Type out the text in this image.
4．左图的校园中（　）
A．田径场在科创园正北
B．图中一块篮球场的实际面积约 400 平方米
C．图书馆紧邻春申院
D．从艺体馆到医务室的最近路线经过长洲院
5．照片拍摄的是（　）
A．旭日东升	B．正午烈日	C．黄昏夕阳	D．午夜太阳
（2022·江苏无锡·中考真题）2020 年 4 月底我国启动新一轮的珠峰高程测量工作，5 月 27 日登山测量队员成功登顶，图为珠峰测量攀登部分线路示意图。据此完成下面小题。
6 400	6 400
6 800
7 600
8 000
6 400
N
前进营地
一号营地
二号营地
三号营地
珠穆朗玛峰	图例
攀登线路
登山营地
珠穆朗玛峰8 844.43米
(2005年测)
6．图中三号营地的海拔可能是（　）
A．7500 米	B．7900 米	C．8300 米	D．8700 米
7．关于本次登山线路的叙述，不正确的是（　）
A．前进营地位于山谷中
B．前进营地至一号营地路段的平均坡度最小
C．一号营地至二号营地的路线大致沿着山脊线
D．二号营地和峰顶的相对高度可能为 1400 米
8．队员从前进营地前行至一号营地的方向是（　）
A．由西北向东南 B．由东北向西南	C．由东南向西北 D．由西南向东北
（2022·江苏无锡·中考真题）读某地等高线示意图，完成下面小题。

• Directions for this task
Lines holding the word "中考真题" in the entries above are the ones to pull out. Copy them all.

• Answer to this exercise
（2022·江苏无锡·中考真题）2020 年 4 月底我国启动新一轮的珠峰高程测量工作，5 月 27 日登山测量队员成功登顶，图为珠峰测量攀登部分线路示意图。据此完成下面小题。
（2022·江苏无锡·中考真题）读某地等高线示意图，完成下面小题。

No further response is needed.